Transcribe the listing verbatim. Do not carry over any pictures.
[START]
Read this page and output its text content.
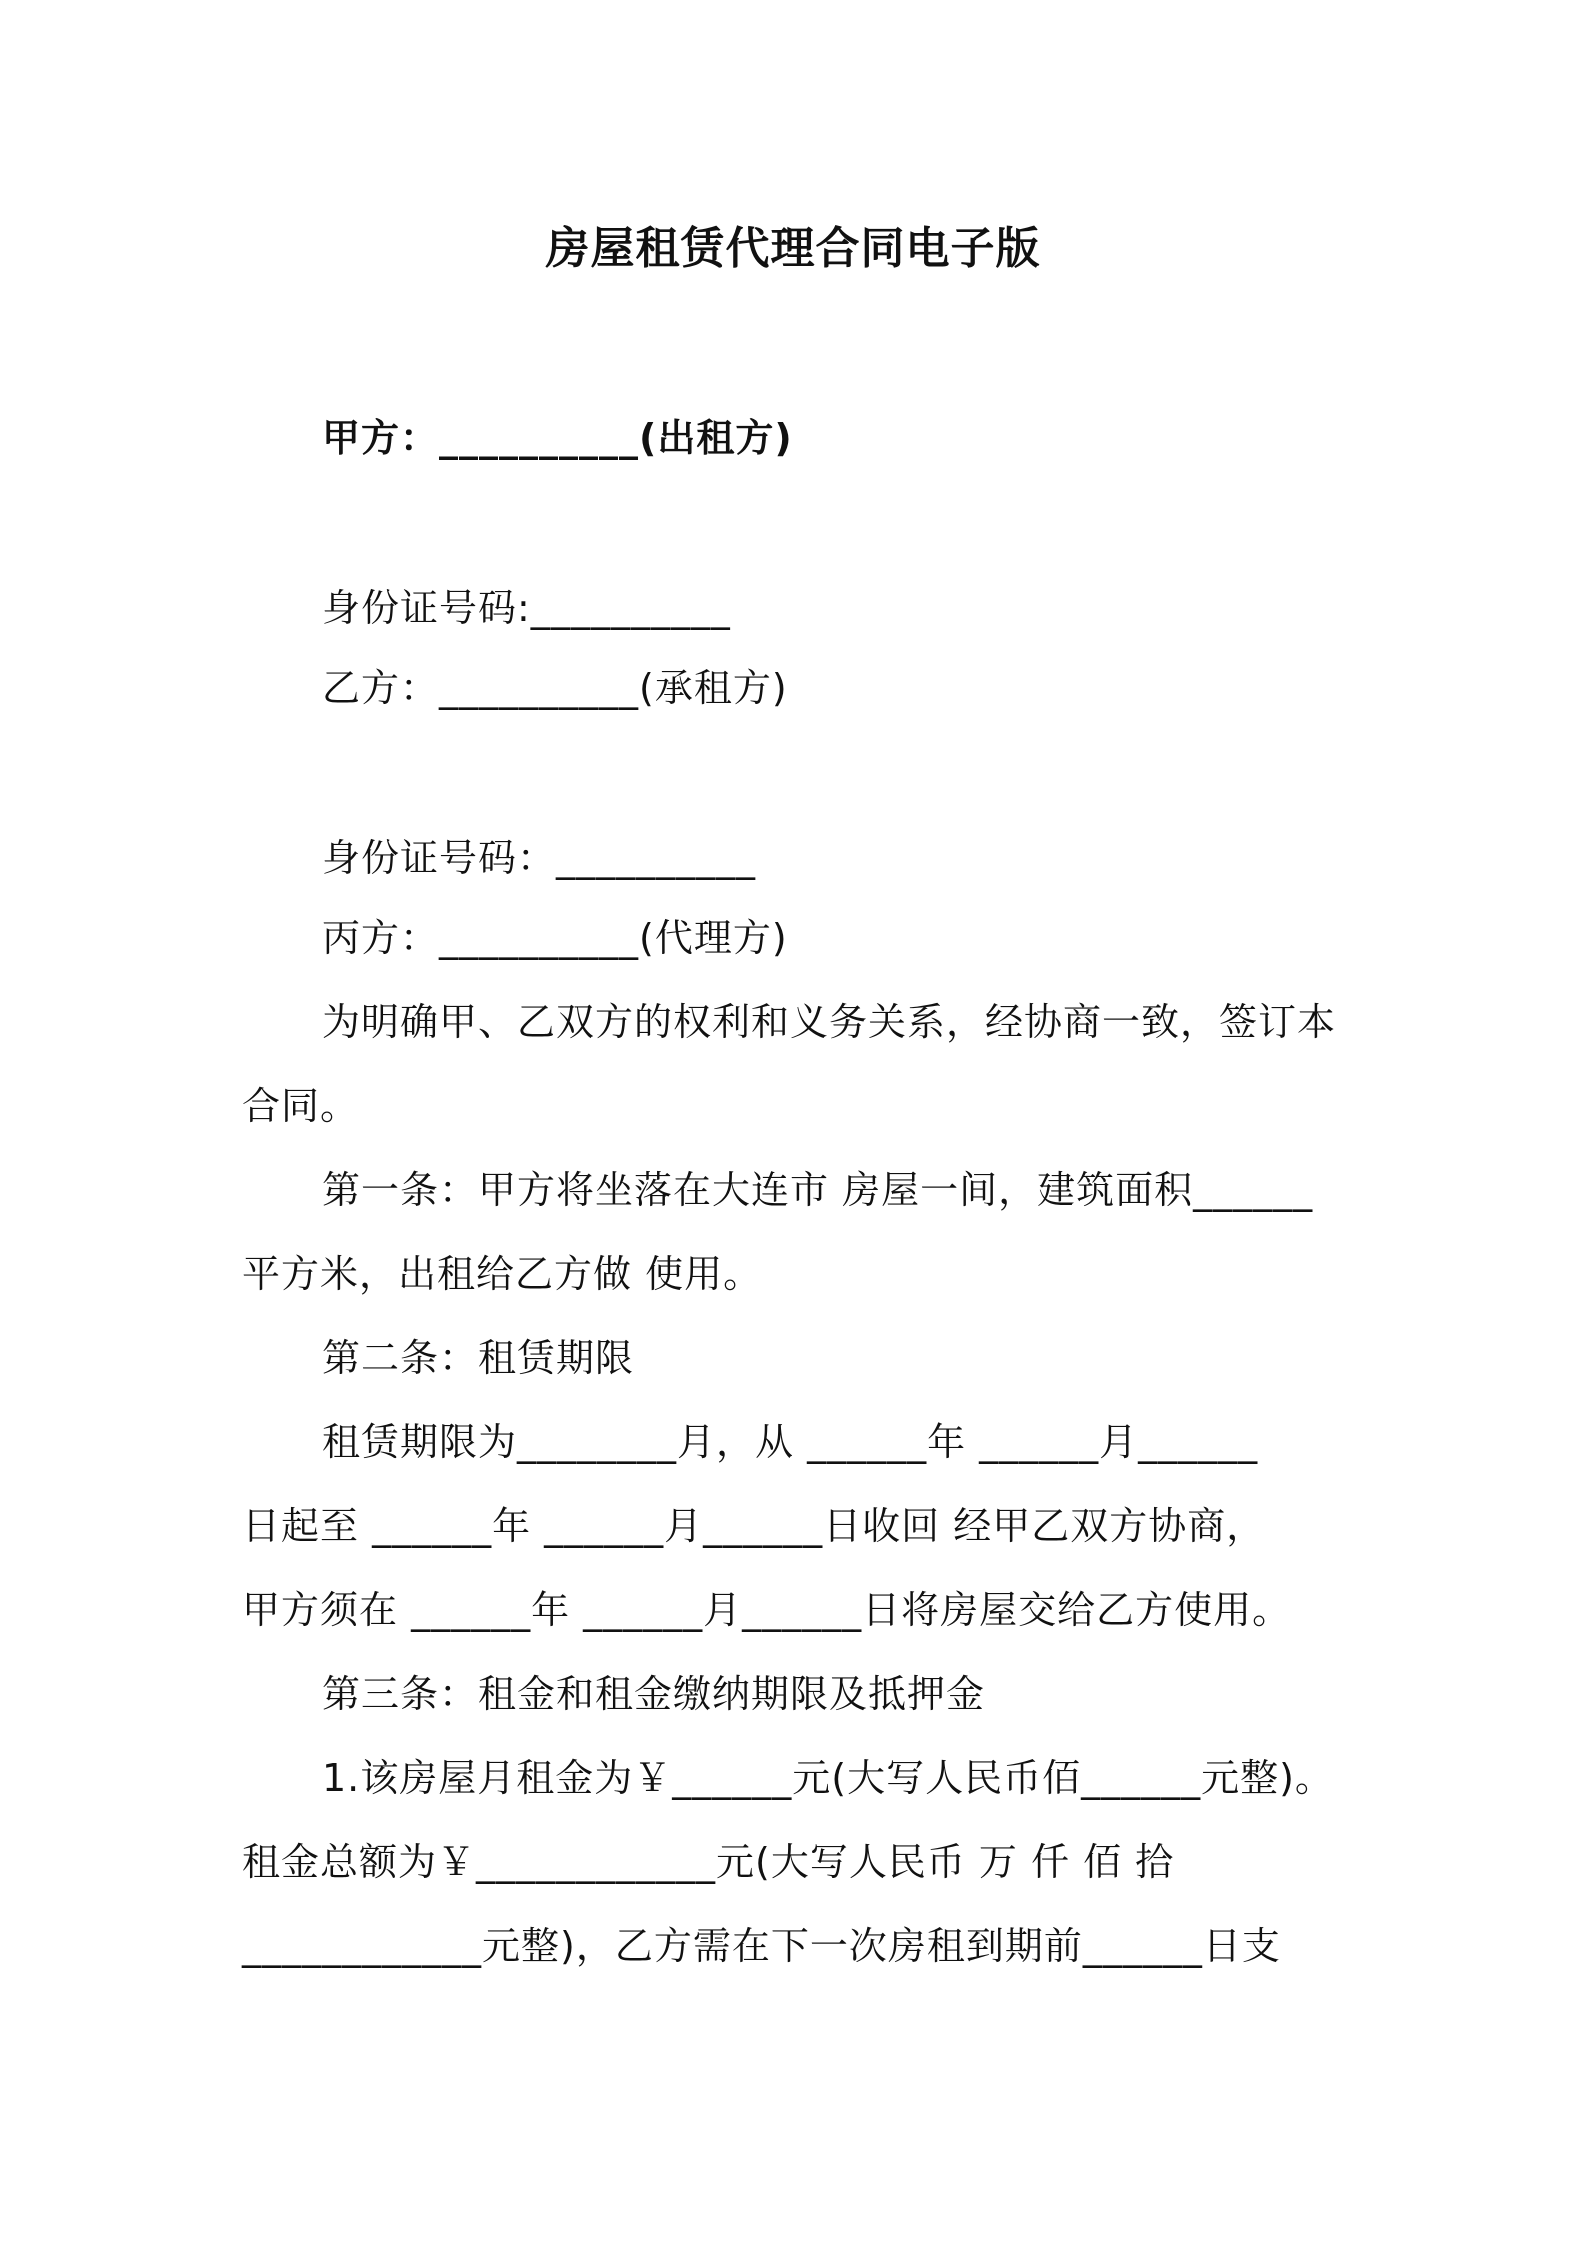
房屋租赁代理合同电子版
甲方：__________(出租方)
身份证号码:__________
乙方：__________(承租方)
身份证号码：__________
丙方：__________(代理方)
为明确甲、乙双方的权利和义务关系，经协商一致，签订本
合同。
第一条：甲方将坐落在大连市 房屋一间，建筑面积______
平方米，出租给乙方做 使用。
第二条：租赁期限
租赁期限为________月，从 ______年 ______月______
日起至 ______年 ______月______日收回 经甲乙双方协商，
甲方须在 ______年 ______月______日将房屋交给乙方使用。
第三条：租金和租金缴纳期限及抵押金
1.该房屋月租金为￥______元(大写人民币佰______元整)。
租金总额为￥____________元(大写人民币 万 仟 佰 拾
____________元整)，乙方需在下一次房租到期前______日支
[END]
▶ RESULT FOR THIS EXERCISE:
Read this page and output its text content.
房屋租赁代理合同电子版
甲方：__________(出租方)
身份证号码:__________
乙方：__________(承租方)
身份证号码：__________
丙方：__________(代理方)
为明确甲、乙双方的权利和义务关系，经协商一致，签订本
合同。
第一条：甲方将坐落在大连市 房屋一间，建筑面积______
平方米，出租给乙方做 使用。
第二条：租赁期限
租赁期限为________月，从 ______年 ______月______
日起至 ______年 ______月______日收回 经甲乙双方协商，
甲方须在 ______年 ______月______日将房屋交给乙方使用。
第三条：租金和租金缴纳期限及抵押金
1.该房屋月租金为￥______元(大写人民币佰______元整)。
租金总额为￥____________元(大写人民币 万 仟 佰 拾
____________元整)，乙方需在下一次房租到期前______日支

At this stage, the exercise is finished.